Read the records below. Copy each line where the string "icon" occurs.

## Begin

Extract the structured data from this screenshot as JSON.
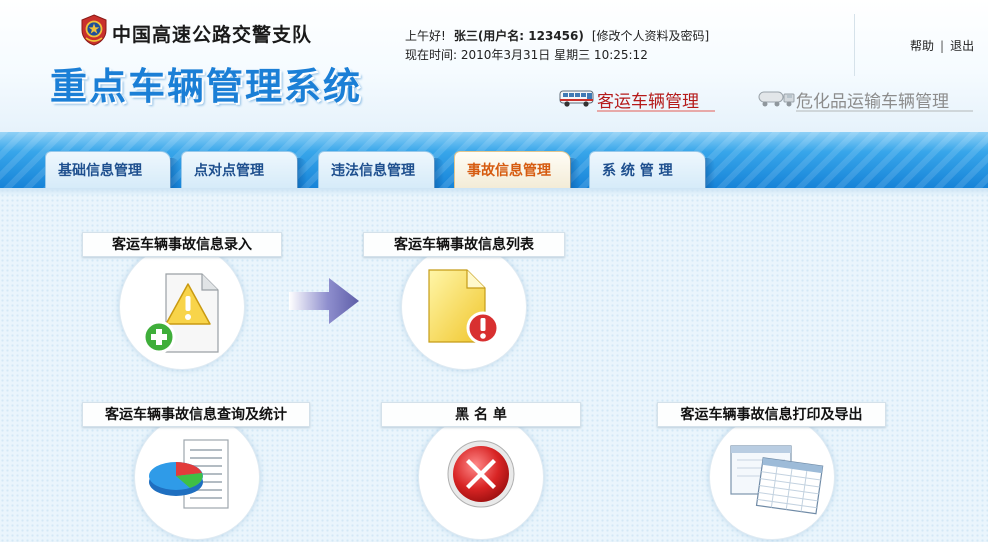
{
  "header": {
    "org_name": "中国高速公路交警支队",
    "system_title": "重点车辆管理系统",
    "greeting": "上午好!",
    "user_display": "张三(用户名: 123456)",
    "edit_profile_link": "[修改个人资料及密码]",
    "current_time": "现在时间: 2010年3月31日 星期三 10:25:12",
    "help_link": "帮助",
    "separator": "|",
    "logout_link": "退出",
    "modules": [
      {
        "label": "客运车辆管理",
        "icon": "bus-icon",
        "active": true
      },
      {
        "label": "危化品运输车辆管理",
        "icon": "tanker-truck-icon",
        "active": false
      }
    ]
  },
  "nav": {
    "tabs": [
      {
        "label": "基础信息管理",
        "active": false
      },
      {
        "label": "点对点管理",
        "active": false
      },
      {
        "label": "违法信息管理",
        "active": false
      },
      {
        "label": "事故信息管理",
        "active": true
      },
      {
        "label": "系 统 管 理",
        "active": false
      }
    ]
  },
  "main": {
    "items": [
      {
        "label": "客运车辆事故信息录入",
        "icon": "document-warning-add-icon"
      },
      {
        "label": "客运车辆事故信息列表",
        "icon": "document-error-icon"
      },
      {
        "label": "客运车辆事故信息查询及统计",
        "icon": "pie-chart-report-icon"
      },
      {
        "label": "黑 名 单",
        "icon": "red-x-icon"
      },
      {
        "label": "客运车辆事故信息打印及导出",
        "icon": "spreadsheet-windows-icon"
      }
    ]
  },
  "colors": {
    "title_blue": "#1b7fd6",
    "active_module_red": "#b51a1a",
    "active_tab_orange": "#d65b10",
    "nav_blue": "#1683d8"
  }
}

## End

◆ **Full answer**:
        "icon": "bus-icon",
        "icon": "tanker-truck-icon",
        "icon": "document-warning-add-icon"
        "icon": "document-error-icon"
        "icon": "pie-chart-report-icon"
        "icon": "red-x-icon"
        "icon": "spreadsheet-windows-icon"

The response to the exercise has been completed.